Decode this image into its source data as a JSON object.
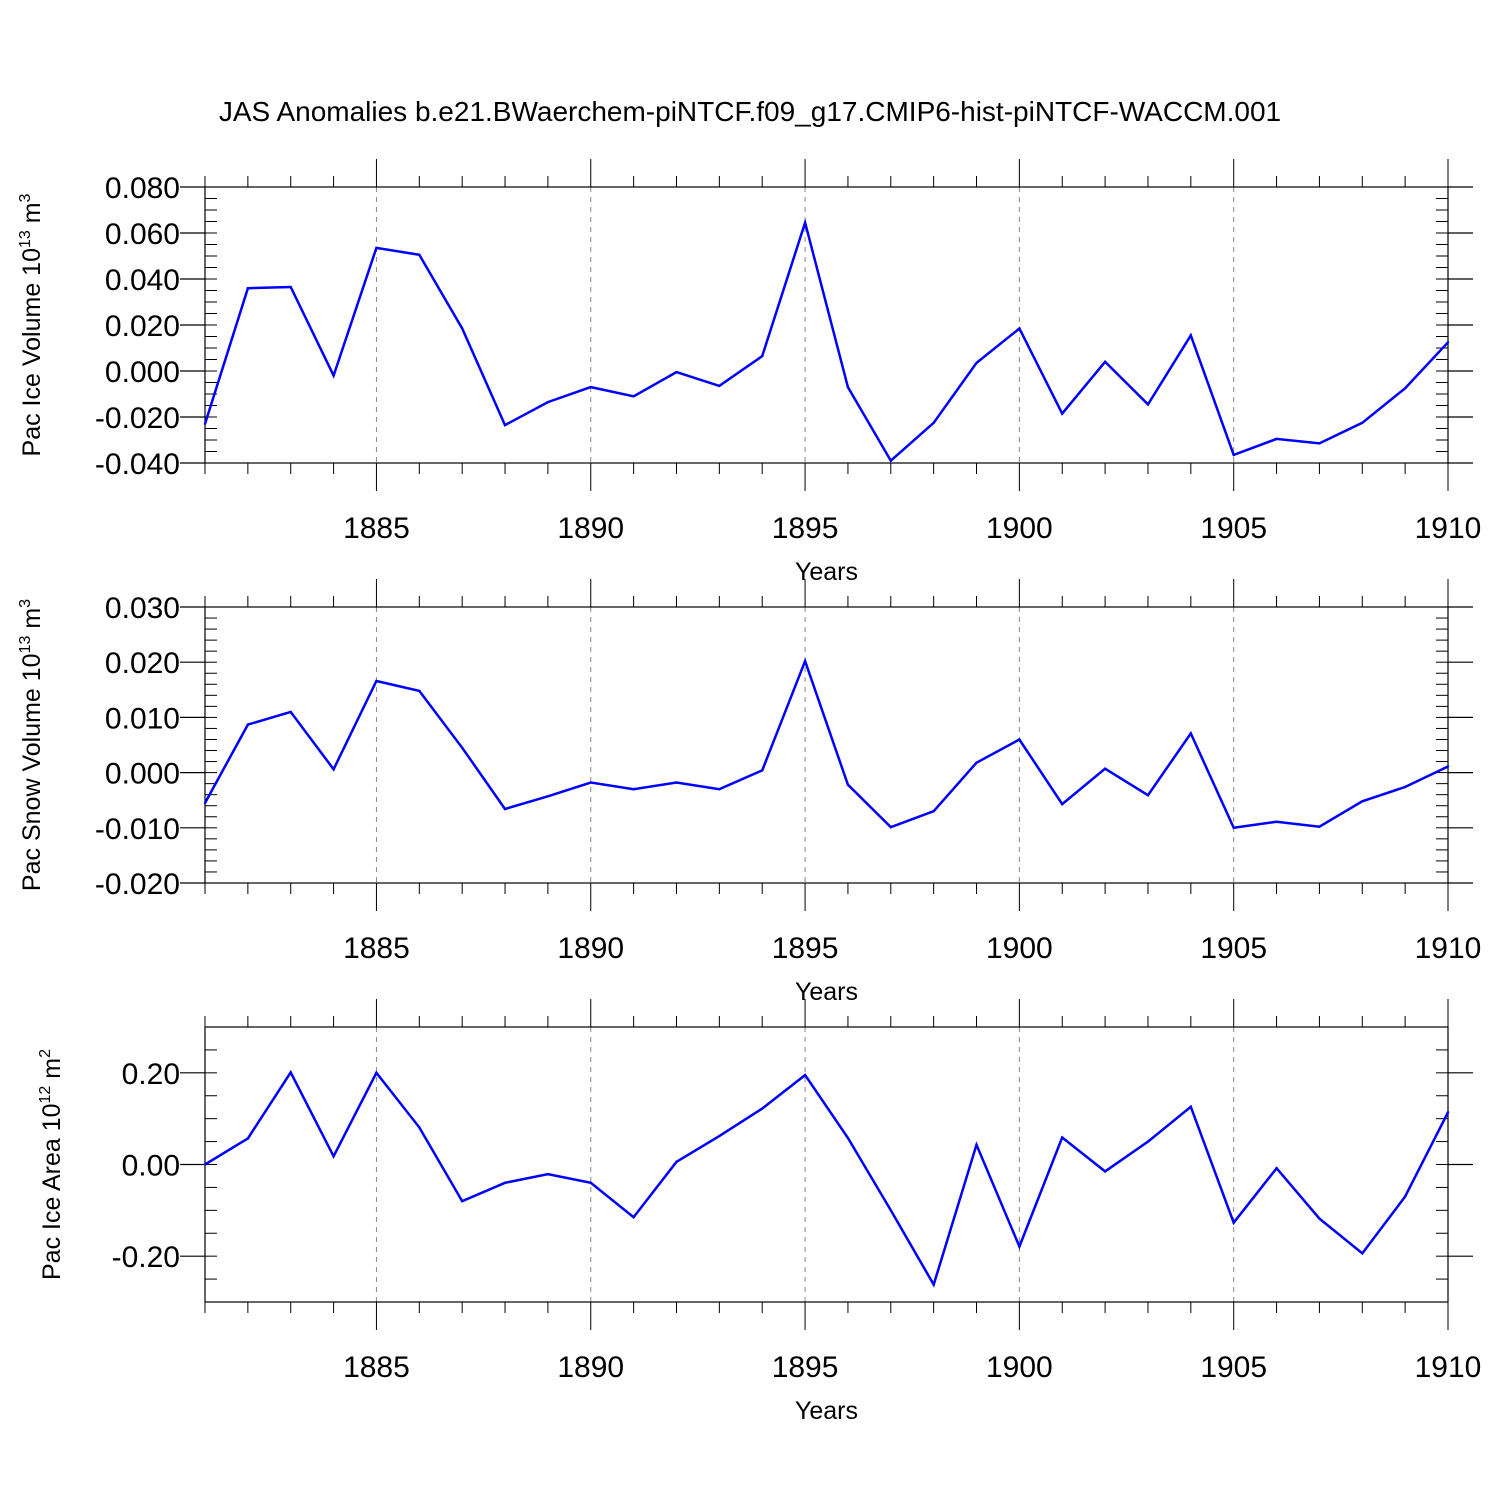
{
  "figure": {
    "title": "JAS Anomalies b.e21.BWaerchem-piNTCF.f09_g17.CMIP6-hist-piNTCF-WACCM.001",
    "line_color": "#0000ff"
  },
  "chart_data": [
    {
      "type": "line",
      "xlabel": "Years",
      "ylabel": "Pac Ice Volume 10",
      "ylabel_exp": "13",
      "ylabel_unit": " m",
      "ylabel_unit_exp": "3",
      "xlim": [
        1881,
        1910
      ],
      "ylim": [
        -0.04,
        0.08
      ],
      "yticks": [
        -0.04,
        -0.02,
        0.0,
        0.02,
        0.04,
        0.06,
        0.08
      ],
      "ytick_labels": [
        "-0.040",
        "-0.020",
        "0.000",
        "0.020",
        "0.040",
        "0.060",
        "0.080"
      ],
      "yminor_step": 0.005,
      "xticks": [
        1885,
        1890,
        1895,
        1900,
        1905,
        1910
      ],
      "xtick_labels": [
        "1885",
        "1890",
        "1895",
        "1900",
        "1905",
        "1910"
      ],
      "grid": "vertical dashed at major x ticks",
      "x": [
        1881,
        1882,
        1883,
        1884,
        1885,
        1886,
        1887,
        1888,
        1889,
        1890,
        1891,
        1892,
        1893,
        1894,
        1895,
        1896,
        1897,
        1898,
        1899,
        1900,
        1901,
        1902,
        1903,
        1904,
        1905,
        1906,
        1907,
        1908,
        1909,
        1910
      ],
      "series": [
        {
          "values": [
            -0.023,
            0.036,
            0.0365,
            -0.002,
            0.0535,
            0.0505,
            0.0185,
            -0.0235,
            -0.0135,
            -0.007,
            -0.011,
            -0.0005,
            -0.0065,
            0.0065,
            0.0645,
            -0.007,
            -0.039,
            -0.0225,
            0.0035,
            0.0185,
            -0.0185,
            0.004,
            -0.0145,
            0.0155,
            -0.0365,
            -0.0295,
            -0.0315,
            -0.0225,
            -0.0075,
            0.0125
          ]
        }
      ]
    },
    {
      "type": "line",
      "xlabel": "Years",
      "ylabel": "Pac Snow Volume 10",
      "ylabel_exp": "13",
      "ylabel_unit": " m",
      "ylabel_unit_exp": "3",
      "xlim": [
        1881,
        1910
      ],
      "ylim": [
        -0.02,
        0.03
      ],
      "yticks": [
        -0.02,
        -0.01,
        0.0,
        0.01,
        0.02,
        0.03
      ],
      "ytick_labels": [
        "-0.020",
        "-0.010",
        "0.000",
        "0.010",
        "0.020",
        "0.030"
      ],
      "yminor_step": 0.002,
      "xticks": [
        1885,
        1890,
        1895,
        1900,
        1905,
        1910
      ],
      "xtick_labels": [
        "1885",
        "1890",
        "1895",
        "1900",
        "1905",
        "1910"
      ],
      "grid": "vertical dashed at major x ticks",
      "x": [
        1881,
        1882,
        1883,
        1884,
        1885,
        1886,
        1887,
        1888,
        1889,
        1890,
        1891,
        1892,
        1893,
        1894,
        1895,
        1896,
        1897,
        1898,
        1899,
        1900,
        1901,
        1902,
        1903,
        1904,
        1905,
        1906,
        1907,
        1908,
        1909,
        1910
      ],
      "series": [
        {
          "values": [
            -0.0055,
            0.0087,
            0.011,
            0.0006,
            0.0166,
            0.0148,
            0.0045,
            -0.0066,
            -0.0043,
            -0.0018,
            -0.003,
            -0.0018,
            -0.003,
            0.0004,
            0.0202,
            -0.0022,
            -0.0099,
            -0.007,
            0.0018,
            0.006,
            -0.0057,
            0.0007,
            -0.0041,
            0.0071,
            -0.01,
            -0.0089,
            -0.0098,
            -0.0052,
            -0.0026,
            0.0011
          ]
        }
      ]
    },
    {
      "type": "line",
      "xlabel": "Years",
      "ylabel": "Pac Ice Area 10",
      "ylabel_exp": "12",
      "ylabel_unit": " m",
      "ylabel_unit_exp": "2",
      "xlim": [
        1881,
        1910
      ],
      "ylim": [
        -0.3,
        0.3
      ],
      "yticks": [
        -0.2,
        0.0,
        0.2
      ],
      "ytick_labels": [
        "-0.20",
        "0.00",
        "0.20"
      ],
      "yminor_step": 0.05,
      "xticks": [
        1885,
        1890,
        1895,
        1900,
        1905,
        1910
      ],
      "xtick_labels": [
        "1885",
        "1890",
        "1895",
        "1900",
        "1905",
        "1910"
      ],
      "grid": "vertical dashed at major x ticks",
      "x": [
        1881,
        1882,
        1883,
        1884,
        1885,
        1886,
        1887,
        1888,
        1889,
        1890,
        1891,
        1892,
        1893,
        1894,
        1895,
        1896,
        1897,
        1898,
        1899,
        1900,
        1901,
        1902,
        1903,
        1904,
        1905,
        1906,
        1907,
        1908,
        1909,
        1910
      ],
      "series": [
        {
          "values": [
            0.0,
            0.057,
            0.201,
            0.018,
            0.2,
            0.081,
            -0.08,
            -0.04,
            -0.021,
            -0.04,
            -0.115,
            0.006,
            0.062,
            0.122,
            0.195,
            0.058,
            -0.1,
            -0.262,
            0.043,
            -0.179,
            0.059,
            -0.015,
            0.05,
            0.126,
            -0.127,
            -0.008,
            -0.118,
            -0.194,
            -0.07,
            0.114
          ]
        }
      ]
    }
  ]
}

◇ ◇ ◇ ◇ ◇

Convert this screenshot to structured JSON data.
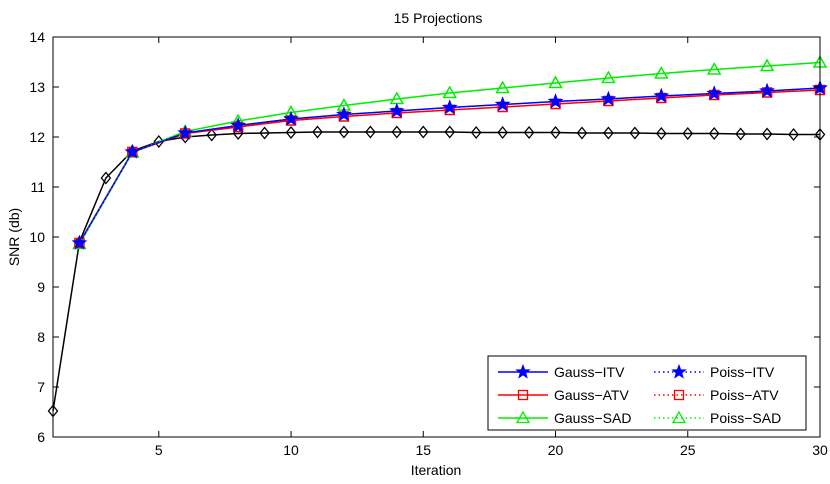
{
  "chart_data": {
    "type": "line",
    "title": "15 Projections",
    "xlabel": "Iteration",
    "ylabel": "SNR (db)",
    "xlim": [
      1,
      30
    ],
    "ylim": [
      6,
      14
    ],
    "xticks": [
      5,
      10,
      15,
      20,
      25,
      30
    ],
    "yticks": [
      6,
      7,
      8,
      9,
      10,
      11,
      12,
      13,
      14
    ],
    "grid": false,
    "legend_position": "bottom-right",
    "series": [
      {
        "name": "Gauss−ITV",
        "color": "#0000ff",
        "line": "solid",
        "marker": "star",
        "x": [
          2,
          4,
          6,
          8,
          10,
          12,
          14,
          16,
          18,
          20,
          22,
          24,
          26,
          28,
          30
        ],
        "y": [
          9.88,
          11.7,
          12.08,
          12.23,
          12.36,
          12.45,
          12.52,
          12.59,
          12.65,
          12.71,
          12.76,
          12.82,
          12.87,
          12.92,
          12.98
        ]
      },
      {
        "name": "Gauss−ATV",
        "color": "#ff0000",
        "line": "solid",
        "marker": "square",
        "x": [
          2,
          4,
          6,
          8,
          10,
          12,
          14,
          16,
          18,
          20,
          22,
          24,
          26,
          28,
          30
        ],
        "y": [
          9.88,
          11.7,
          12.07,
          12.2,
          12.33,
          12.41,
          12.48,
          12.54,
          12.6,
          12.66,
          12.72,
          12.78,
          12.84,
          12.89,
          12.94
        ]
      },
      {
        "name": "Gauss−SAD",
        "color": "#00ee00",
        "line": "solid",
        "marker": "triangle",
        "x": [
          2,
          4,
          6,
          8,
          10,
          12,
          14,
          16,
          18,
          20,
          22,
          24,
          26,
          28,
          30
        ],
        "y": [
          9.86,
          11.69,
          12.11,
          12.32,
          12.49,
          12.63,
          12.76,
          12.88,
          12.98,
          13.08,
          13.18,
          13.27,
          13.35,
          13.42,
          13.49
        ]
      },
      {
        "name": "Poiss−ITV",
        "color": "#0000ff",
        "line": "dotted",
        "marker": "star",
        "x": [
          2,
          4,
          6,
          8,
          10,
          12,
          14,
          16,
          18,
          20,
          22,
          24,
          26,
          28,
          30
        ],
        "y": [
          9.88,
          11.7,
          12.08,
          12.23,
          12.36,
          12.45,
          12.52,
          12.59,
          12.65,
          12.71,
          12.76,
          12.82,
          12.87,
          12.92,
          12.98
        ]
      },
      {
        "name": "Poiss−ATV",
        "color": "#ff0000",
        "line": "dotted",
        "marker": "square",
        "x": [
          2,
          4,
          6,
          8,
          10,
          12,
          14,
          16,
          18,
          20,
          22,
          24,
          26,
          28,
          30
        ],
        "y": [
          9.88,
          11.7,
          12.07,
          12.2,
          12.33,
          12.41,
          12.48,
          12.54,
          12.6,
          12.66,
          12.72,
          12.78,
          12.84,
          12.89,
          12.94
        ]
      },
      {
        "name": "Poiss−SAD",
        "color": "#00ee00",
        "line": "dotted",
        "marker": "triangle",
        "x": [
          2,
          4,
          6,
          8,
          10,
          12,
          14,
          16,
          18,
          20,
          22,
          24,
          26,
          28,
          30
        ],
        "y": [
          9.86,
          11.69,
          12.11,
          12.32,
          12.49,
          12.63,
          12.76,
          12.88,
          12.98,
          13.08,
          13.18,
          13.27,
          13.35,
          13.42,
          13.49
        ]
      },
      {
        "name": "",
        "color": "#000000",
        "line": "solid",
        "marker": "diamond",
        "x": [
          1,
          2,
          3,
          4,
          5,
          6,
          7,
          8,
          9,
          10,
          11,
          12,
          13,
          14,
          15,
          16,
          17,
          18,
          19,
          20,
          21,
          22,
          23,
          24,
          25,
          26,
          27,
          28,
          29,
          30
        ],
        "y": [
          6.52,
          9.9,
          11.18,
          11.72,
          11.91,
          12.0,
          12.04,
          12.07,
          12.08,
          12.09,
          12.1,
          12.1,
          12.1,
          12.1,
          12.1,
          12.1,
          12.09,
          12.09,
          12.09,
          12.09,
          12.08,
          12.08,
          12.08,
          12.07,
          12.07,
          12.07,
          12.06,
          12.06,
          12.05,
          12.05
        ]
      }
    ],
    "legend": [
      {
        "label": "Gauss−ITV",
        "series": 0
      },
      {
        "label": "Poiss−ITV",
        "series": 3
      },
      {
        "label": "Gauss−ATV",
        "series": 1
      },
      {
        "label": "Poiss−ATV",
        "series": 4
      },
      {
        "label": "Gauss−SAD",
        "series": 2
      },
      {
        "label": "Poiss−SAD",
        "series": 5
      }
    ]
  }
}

◇ ◇ ◇ ◇ ◇

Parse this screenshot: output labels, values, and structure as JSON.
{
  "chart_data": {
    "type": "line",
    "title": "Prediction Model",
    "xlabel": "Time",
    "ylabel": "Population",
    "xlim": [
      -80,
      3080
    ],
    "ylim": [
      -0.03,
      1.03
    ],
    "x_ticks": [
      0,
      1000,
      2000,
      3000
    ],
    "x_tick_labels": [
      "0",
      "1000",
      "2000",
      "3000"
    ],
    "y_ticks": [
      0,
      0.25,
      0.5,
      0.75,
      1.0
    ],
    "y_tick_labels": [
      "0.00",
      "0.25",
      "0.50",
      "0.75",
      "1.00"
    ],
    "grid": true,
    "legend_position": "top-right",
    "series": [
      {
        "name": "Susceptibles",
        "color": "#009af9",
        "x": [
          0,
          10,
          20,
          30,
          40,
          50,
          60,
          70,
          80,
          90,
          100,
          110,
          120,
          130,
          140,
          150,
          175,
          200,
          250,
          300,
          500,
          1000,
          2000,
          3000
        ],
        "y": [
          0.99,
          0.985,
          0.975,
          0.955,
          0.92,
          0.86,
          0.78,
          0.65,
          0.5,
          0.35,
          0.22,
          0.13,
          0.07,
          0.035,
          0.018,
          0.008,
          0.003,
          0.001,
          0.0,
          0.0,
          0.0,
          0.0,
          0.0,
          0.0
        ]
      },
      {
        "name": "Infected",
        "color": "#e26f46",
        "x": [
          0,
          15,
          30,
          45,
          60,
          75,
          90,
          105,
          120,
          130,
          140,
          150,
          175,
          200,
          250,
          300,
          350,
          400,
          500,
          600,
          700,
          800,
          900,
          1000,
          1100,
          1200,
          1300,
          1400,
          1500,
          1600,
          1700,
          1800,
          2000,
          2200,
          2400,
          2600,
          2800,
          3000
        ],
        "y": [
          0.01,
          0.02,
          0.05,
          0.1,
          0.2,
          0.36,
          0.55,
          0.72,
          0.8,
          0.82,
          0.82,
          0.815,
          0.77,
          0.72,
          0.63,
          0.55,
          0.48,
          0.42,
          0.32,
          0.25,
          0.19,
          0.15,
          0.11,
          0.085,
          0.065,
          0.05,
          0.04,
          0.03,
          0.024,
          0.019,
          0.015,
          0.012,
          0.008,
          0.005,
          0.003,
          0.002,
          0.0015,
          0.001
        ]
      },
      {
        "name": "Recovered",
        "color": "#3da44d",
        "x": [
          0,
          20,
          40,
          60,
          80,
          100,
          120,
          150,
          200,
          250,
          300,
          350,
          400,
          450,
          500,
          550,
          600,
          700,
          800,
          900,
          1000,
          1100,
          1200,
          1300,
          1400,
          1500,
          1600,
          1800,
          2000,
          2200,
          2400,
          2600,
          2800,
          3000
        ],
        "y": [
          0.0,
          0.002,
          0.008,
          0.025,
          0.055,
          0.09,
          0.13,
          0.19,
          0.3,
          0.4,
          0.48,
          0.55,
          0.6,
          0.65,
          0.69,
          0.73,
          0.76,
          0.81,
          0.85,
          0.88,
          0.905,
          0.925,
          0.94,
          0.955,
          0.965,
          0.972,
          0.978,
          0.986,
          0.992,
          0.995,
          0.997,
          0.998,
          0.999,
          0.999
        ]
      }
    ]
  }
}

◇ ◇ ◇ ◇ ◇

__STATED GOAL__:
Identify each line of the material where the word "Volume" shows up, and copy it.

__REPLY TO THE EXERCISE__:
      "ylabel": "Pac Ice Volume 10",
      "ylabel": "Pac Snow Volume 10",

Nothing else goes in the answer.